- What needs to be done
Copy every line in the records below that contains the word "华东师范大学出版社".

----- Data in this exercise

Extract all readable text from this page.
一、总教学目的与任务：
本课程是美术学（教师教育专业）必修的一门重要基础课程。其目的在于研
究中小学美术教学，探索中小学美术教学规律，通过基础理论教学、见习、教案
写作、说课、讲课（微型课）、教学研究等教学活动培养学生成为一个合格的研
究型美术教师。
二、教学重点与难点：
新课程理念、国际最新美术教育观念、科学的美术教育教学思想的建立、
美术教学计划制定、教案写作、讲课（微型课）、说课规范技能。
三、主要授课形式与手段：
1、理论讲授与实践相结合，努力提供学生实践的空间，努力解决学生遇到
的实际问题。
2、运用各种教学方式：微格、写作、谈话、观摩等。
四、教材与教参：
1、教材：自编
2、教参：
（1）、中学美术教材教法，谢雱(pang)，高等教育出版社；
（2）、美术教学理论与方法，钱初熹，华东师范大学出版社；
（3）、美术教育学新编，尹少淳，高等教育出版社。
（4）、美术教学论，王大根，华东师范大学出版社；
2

----------

- Answer for this exercise
（2）、美术教学理论与方法，钱初熹，华东师范大学出版社；
（4）、美术教学论，王大根，华东师范大学出版社；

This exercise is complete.